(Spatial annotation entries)
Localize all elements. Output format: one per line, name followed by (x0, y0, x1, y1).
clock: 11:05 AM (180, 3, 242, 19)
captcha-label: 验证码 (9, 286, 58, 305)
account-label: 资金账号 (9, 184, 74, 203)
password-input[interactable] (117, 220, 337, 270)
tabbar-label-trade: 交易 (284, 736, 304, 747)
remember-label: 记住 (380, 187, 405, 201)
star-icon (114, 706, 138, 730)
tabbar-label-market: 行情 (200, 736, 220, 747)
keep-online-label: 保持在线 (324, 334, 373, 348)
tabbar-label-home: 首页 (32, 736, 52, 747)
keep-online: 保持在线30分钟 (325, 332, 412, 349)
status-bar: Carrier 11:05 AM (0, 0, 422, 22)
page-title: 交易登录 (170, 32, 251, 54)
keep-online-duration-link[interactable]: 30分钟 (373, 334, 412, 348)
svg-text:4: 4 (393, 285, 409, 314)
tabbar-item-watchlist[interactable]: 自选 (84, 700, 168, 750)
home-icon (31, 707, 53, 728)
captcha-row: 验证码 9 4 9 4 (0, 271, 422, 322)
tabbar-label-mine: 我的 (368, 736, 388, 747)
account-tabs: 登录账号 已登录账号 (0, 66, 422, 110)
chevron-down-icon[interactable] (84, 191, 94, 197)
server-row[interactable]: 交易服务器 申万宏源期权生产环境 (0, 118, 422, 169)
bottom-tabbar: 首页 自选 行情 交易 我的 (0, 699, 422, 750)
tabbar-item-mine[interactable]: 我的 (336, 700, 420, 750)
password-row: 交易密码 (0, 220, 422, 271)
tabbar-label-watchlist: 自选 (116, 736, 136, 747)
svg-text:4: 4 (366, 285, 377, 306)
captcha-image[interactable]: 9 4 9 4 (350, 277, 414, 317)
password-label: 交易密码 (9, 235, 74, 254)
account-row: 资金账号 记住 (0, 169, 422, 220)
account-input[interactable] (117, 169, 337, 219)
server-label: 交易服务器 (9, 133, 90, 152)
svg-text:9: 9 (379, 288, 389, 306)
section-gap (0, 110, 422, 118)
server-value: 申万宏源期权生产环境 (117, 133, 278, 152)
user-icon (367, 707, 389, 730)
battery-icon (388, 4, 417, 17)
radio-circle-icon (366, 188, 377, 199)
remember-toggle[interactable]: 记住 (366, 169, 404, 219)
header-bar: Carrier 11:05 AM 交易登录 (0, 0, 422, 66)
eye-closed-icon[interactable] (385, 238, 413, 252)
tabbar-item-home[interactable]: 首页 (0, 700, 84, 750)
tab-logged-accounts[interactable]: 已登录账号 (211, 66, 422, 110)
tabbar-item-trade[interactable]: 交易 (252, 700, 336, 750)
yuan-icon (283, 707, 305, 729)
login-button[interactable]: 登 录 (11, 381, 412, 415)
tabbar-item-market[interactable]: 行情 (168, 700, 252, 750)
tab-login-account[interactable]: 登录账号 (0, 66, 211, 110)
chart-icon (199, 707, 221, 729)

* * *

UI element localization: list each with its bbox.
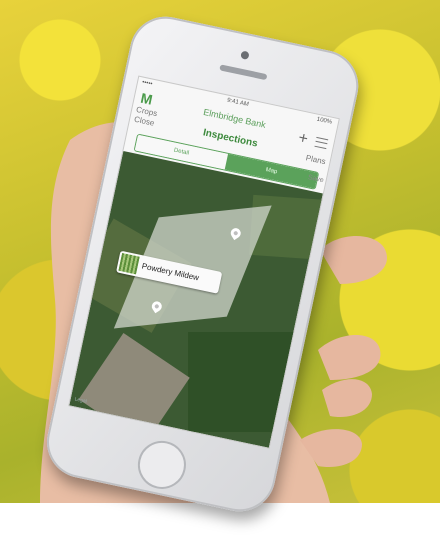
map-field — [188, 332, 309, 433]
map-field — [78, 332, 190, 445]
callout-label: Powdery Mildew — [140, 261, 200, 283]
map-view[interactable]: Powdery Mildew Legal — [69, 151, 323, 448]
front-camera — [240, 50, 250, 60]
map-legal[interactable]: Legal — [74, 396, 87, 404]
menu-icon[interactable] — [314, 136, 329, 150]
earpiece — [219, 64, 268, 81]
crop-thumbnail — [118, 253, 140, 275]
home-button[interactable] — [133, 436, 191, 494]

==

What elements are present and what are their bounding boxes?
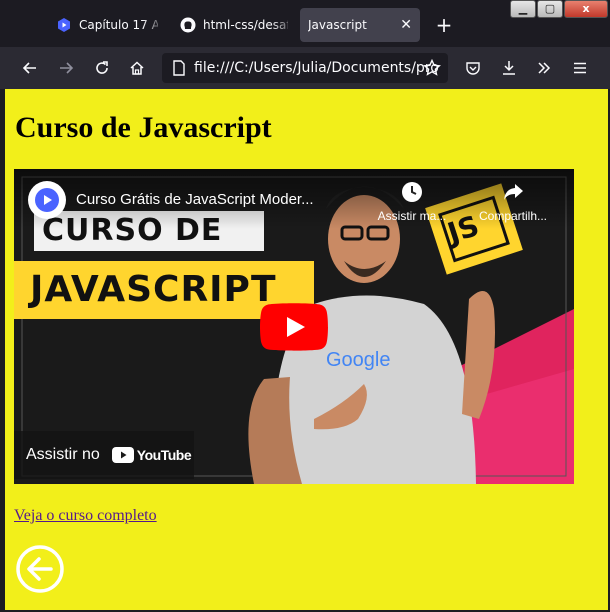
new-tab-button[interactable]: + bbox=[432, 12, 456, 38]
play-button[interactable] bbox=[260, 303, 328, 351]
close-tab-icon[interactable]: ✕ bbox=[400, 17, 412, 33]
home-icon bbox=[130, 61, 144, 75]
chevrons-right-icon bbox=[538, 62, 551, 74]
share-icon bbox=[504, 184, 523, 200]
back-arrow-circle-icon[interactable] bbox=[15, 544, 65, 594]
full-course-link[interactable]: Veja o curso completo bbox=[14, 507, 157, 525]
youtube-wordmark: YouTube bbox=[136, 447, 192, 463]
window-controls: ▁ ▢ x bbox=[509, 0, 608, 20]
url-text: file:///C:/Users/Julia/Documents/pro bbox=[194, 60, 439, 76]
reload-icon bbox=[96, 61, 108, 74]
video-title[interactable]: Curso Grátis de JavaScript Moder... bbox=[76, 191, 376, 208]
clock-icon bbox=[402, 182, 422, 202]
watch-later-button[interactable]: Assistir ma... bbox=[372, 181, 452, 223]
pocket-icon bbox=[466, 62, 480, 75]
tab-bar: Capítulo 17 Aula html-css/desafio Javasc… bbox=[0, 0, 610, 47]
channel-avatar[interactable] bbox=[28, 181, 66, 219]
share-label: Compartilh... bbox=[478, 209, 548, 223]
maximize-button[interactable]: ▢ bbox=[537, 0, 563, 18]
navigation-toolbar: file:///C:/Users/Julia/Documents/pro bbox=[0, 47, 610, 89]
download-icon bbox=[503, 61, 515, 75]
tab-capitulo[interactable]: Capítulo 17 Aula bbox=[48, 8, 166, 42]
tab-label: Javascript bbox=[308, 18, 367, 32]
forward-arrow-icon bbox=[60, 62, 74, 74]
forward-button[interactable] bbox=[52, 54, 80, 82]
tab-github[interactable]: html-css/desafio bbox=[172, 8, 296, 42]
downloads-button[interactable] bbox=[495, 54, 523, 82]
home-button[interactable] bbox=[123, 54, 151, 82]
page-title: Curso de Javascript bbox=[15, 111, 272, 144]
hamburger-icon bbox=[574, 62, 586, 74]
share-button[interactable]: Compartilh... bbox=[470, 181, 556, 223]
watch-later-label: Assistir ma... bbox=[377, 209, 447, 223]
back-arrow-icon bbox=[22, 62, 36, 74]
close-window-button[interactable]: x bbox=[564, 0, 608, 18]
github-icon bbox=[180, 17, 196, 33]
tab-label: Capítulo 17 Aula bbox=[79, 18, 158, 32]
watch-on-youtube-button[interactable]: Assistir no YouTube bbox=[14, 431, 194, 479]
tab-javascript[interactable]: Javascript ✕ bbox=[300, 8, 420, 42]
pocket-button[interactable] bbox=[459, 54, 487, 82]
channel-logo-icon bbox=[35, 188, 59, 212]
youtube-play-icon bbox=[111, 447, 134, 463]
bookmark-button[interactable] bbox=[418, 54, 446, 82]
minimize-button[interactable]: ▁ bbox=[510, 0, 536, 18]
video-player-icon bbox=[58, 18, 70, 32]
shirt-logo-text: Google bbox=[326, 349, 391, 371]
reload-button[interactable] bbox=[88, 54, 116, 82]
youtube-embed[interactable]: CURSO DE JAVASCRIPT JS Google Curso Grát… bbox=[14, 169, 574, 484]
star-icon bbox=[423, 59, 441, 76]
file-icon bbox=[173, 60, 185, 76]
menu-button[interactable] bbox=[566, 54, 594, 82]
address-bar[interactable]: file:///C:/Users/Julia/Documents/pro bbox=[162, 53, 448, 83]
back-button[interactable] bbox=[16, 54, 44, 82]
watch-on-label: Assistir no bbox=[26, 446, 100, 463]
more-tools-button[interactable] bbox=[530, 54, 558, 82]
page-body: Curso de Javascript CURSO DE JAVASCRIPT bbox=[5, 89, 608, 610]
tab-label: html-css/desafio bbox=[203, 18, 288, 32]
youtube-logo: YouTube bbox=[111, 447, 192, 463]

*WHAT YOU ARE ASKED TO DO*
Format the entries from the line with "new-tab-button[interactable]: + bbox=[432, 12, 456, 38]" to the line with "clock-icon bbox=[402, 182, 422, 202]" as a JSON list of strings, one string per line, leaving out blank lines.

*WRITTEN ANSWER*
[
  "new-tab-button[interactable]: + bbox=[432, 12, 456, 38]",
  "play-button[interactable] bbox=[260, 303, 328, 351]",
  "close-tab-icon[interactable]: ✕ bbox=[400, 17, 412, 33]",
  "home-icon bbox=[130, 61, 144, 75]",
  "chevrons-right-icon bbox=[538, 62, 551, 74]",
  "share-icon bbox=[504, 184, 523, 200]",
  "back-arrow-circle-icon[interactable] bbox=[15, 544, 65, 594]",
  "full-course-link[interactable]: Veja o curso completo bbox=[14, 507, 157, 525]",
  "youtube-wordmark: YouTube bbox=[136, 447, 192, 463]",
  "window-controls: ▁ ▢ x bbox=[509, 0, 608, 20]",
  "url-text: file:///C:/Users/Julia/Documents/pro bbox=[194, 60, 439, 76]",
  "reload-icon bbox=[96, 61, 108, 74]",
  "video-title[interactable]: Curso Grátis de JavaScript Moder... bbox=[76, 191, 376, 208]",
  "clock-icon bbox=[402, 182, 422, 202]"
]